[EXERCISE TASK]: Extract every line of the records below verbatim, omitting the pictures from your answer.

"""

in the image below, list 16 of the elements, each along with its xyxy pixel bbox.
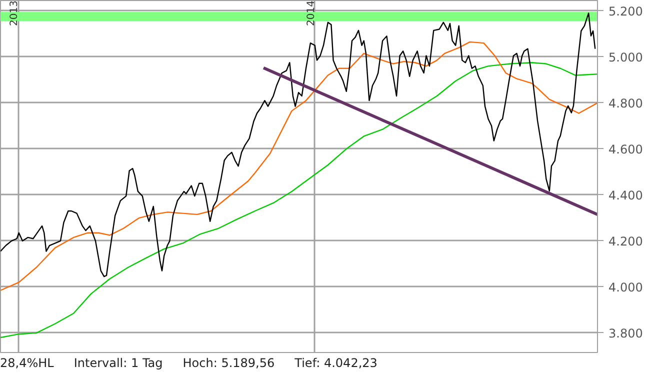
y-tick-label: 4.800 xyxy=(608,96,643,110)
text: Intervall: 1 Tag xyxy=(74,356,163,370)
text: 28,4%HL xyxy=(0,356,54,370)
text: Hoch: 5.189,56 xyxy=(182,356,275,370)
x-tick-label: 2014 xyxy=(306,0,317,26)
x-tick-label: 2013 xyxy=(9,0,20,26)
line-series xyxy=(0,41,598,291)
y-tick-label: 4.600 xyxy=(608,142,643,156)
text: Tief: 4.042,23 xyxy=(294,356,378,370)
y-tick-label: 4.200 xyxy=(608,234,643,248)
y-tick-label: 4.400 xyxy=(608,188,643,202)
line-series xyxy=(0,62,598,338)
y-tick-label: 4.000 xyxy=(608,280,643,294)
y-tick-label: 3.800 xyxy=(608,326,643,340)
y-tick-label: 5.200 xyxy=(608,4,643,18)
y-tick-label: 5.000 xyxy=(608,50,643,64)
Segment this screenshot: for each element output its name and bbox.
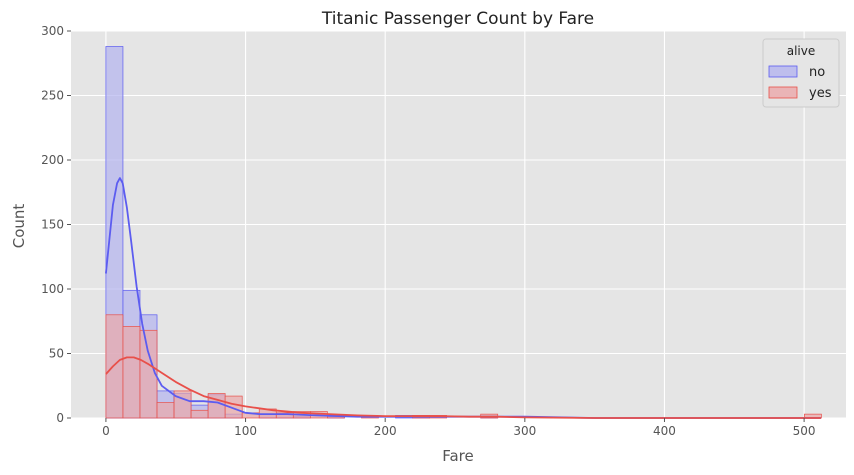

"""

[REPLY]:
in the image below, list 16 of the elements, each along with its xyxy pixel bbox.
y-tick-label: 4.800 xyxy=(608,96,643,110)
text: Intervall: 1 Tag xyxy=(74,356,163,370)
text: 28,4%HL xyxy=(0,356,54,370)
text: Hoch: 5.189,56 xyxy=(182,356,275,370)
x-tick-label: 2014 xyxy=(306,0,317,26)
x-tick-label: 2013 xyxy=(9,0,20,26)
line-series xyxy=(0,41,598,291)
y-tick-label: 4.600 xyxy=(608,142,643,156)
text: Tief: 4.042,23 xyxy=(294,356,378,370)
y-tick-label: 4.200 xyxy=(608,234,643,248)
y-tick-label: 4.400 xyxy=(608,188,643,202)
line-series xyxy=(0,62,598,338)
y-tick-label: 4.000 xyxy=(608,280,643,294)
y-tick-label: 3.800 xyxy=(608,326,643,340)
y-tick-label: 5.200 xyxy=(608,4,643,18)
y-tick-label: 5.000 xyxy=(608,50,643,64)
Segment this screenshot: for each element output its name and bbox.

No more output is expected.